[Problem requirements]
Below are some records. How many of their lines contain the string "MOORINGS"? Give the number only.

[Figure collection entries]

- - -

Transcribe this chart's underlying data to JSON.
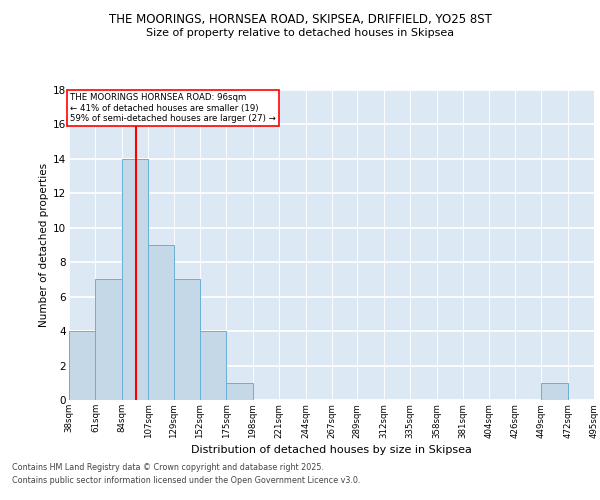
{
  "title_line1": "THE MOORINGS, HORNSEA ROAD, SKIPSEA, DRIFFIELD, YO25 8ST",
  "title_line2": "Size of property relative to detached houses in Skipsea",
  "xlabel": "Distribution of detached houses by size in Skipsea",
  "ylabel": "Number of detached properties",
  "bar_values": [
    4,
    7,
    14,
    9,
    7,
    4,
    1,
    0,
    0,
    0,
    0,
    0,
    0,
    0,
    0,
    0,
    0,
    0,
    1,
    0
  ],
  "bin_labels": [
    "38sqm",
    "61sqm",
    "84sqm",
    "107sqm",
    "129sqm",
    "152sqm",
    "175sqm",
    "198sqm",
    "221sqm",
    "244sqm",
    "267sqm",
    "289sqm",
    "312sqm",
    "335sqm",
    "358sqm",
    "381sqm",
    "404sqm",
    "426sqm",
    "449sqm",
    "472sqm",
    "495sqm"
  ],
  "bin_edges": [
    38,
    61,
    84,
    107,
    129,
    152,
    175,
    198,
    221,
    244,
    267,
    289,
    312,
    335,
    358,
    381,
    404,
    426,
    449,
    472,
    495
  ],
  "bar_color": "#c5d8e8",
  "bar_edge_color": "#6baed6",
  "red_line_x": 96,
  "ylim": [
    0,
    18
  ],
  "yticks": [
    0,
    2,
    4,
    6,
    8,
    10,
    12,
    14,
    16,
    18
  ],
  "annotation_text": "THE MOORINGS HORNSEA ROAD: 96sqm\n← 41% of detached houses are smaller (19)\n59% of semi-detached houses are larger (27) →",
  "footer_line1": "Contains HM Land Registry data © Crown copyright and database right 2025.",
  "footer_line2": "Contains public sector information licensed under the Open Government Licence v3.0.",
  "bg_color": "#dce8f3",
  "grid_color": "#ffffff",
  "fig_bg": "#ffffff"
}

- - -

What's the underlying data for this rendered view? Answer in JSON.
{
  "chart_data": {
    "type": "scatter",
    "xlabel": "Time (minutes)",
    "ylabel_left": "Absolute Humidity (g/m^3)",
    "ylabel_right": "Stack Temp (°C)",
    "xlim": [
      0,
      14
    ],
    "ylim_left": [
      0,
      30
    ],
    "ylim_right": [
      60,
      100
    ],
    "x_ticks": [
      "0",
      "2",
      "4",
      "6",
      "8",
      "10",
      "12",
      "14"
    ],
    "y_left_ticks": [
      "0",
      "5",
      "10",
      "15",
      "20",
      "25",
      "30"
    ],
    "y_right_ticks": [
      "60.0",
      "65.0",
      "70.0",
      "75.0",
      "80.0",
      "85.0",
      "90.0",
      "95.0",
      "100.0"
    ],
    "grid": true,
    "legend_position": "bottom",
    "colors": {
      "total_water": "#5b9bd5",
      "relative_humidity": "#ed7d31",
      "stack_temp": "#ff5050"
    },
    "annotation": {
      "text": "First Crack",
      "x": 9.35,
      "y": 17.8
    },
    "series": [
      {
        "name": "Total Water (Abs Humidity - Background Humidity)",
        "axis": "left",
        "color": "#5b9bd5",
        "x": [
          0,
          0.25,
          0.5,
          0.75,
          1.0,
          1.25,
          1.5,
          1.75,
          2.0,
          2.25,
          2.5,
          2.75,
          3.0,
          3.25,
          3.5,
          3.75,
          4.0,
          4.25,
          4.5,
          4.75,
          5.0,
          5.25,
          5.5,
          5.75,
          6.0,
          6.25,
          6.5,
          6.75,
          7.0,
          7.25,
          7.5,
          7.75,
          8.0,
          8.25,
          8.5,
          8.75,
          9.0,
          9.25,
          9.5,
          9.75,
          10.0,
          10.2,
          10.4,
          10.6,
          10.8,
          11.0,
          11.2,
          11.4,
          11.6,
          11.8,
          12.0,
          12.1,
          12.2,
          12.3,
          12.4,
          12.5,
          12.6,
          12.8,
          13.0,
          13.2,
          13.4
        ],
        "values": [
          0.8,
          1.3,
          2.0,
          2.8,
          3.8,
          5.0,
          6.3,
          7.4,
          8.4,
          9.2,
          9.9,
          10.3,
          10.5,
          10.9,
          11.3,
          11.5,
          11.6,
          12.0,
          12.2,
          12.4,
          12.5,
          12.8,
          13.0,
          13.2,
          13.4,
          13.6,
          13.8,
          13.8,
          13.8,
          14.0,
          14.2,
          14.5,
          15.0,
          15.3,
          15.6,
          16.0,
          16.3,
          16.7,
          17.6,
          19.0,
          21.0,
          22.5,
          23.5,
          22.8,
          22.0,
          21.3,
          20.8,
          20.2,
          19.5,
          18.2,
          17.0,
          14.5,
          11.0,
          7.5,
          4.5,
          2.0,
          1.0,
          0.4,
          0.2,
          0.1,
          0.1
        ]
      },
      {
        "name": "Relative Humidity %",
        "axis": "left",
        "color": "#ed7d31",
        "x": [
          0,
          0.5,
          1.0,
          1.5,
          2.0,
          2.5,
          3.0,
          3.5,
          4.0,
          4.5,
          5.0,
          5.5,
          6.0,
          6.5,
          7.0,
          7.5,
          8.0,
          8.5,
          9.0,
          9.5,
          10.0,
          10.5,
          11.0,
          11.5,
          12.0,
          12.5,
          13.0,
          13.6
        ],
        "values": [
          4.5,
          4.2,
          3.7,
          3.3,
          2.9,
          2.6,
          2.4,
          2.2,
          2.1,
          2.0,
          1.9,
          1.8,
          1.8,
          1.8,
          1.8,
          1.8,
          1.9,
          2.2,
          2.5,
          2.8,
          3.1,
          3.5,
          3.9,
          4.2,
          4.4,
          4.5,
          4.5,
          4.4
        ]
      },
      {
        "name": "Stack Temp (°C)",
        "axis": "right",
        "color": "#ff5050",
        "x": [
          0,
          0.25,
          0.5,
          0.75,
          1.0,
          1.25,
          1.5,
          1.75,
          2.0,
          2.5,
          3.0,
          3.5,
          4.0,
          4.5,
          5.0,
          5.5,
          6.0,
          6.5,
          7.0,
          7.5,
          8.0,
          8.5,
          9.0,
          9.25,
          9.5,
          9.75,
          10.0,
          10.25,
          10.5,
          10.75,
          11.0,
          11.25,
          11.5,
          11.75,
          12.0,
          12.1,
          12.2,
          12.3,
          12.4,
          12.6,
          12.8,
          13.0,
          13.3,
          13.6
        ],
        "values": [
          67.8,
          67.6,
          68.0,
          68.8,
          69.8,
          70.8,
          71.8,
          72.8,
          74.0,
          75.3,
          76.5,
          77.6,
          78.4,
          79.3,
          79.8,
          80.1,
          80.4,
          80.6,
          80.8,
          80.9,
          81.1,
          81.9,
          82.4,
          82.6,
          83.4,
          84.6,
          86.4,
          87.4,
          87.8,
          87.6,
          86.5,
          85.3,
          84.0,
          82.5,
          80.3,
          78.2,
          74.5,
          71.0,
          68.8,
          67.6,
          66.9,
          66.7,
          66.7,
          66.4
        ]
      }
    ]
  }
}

- - -

[Full response]
2